■ Request
Return the data exactly, with all pictures removed.

■ Input data
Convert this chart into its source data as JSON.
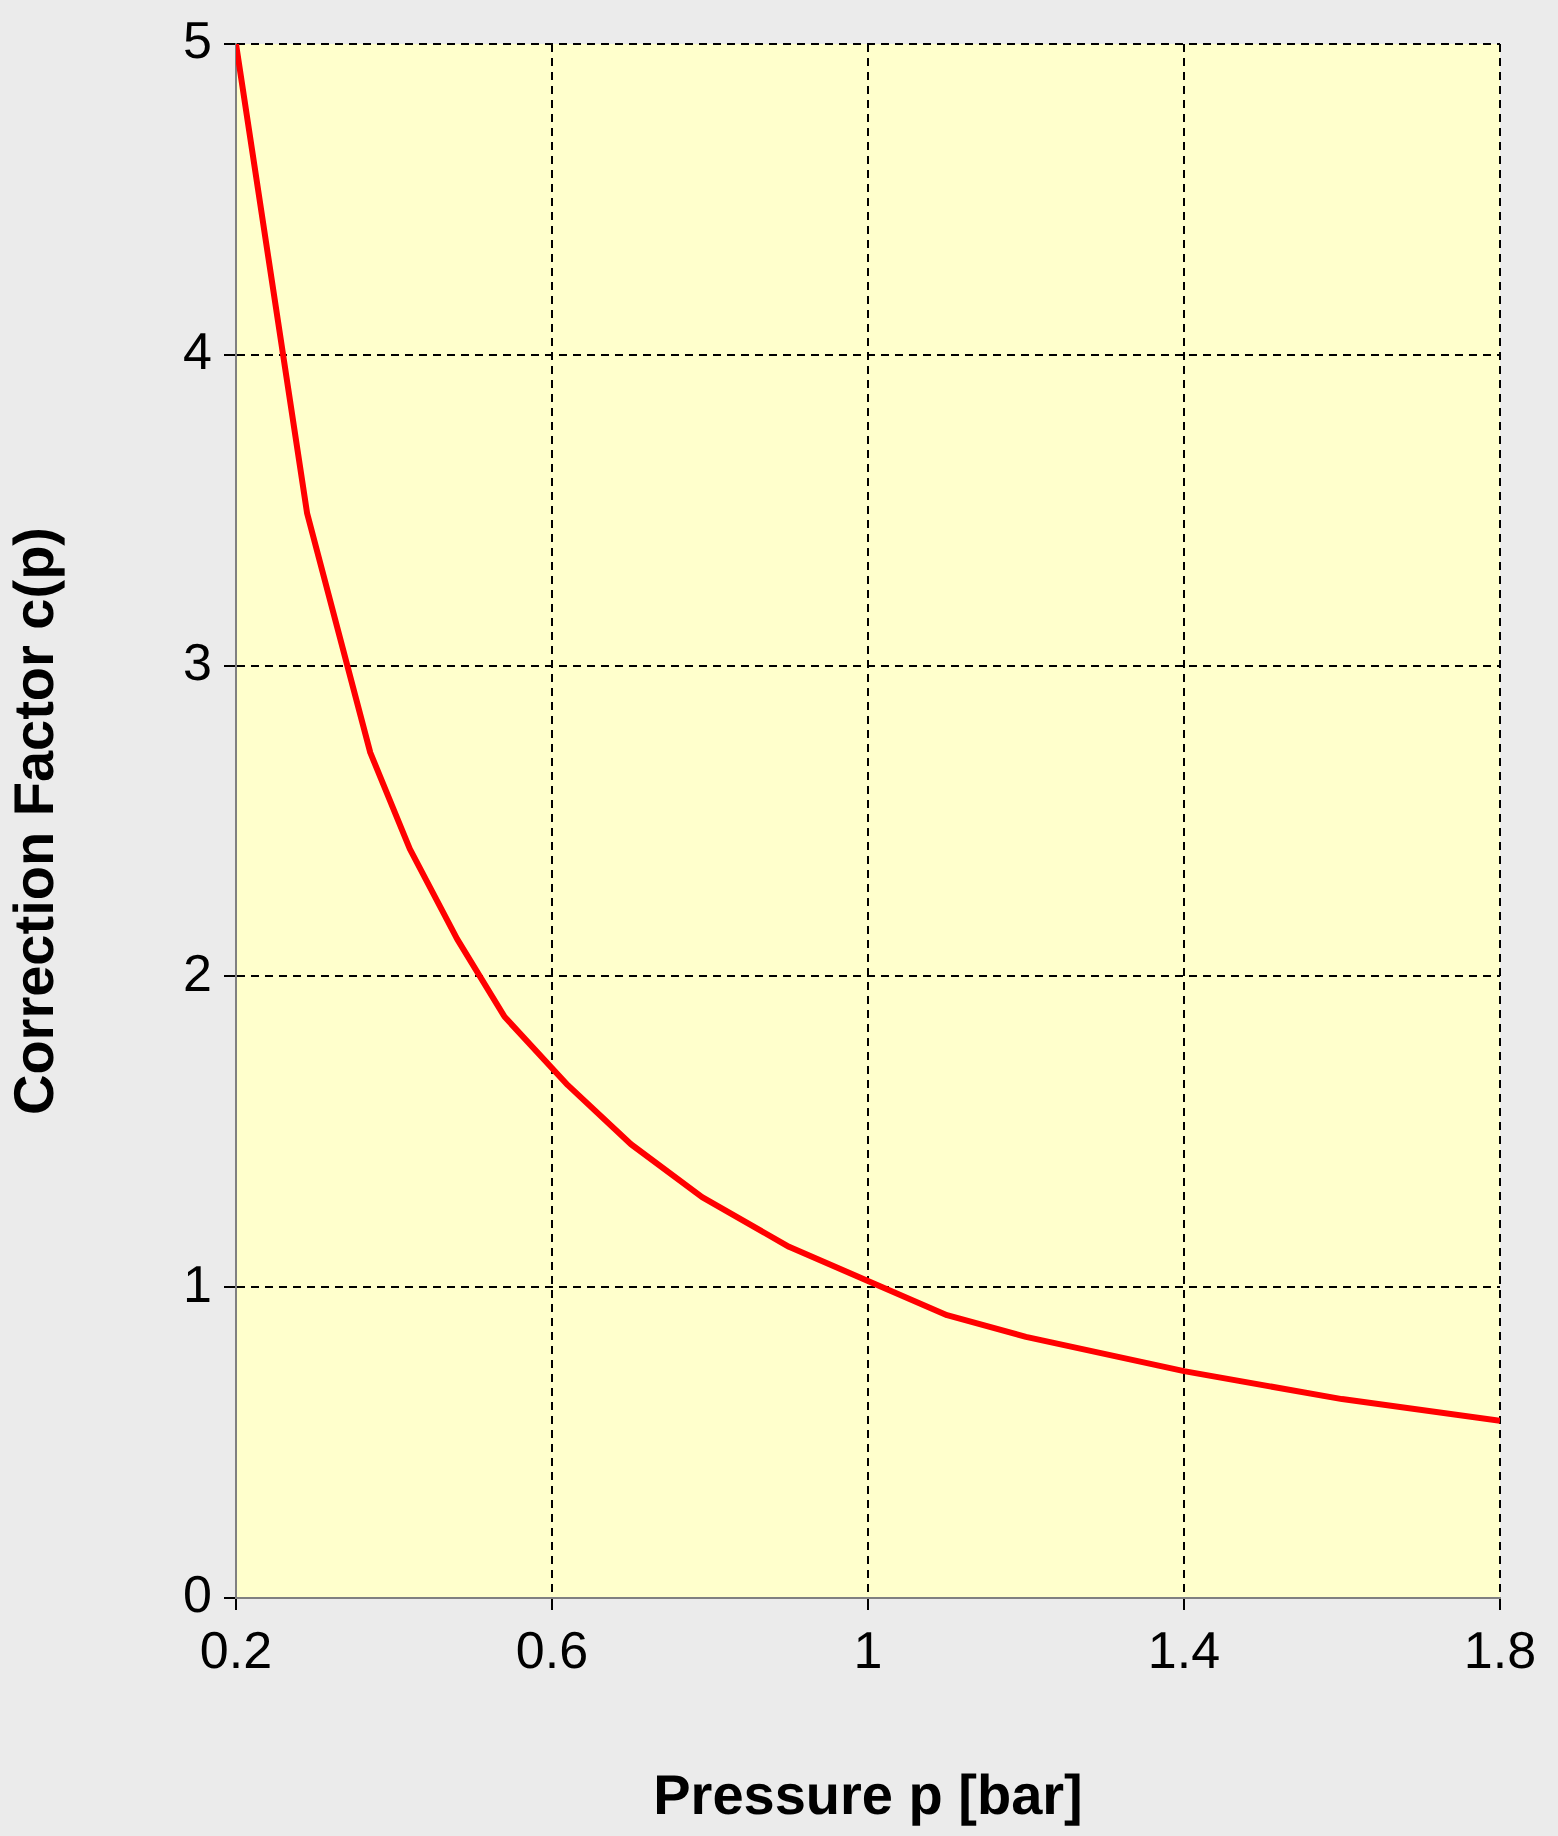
{
  "chart_data": {
    "type": "line",
    "xlabel": "Pressure p [bar]",
    "ylabel": "Correction Factor c(p)",
    "x": [
      0.2,
      0.29,
      0.37,
      0.42,
      0.48,
      0.54,
      0.62,
      0.7,
      0.79,
      0.9,
      1.0,
      1.1,
      1.2,
      1.4,
      1.6,
      1.8
    ],
    "values": [
      5.0,
      3.49,
      2.72,
      2.41,
      2.12,
      1.87,
      1.65,
      1.46,
      1.29,
      1.13,
      1.02,
      0.91,
      0.84,
      0.73,
      0.64,
      0.57
    ],
    "color": "#ff0000",
    "xlim": [
      0.2,
      1.8
    ],
    "ylim": [
      0,
      5
    ],
    "xticks": [
      0.2,
      0.6,
      1,
      1.4,
      1.8
    ],
    "yticks": [
      0,
      1,
      2,
      3,
      4,
      5
    ],
    "grid": true
  }
}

■ Solution for this problem
Convert this chart into its source data as JSON.
{
  "chart_data": {
    "type": "line",
    "xlabel": "Pressure p [bar]",
    "ylabel": "Correction Factor c(p)",
    "x": [
      0.2,
      0.29,
      0.37,
      0.42,
      0.48,
      0.54,
      0.62,
      0.7,
      0.79,
      0.9,
      1.0,
      1.1,
      1.2,
      1.4,
      1.6,
      1.8
    ],
    "values": [
      5.0,
      3.49,
      2.72,
      2.41,
      2.12,
      1.87,
      1.65,
      1.46,
      1.29,
      1.13,
      1.02,
      0.91,
      0.84,
      0.73,
      0.64,
      0.57
    ],
    "color": "#ff0000",
    "xlim": [
      0.2,
      1.8
    ],
    "ylim": [
      0,
      5
    ],
    "xticks": [
      0.2,
      0.6,
      1,
      1.4,
      1.8
    ],
    "yticks": [
      0,
      1,
      2,
      3,
      4,
      5
    ],
    "grid": true
  }
}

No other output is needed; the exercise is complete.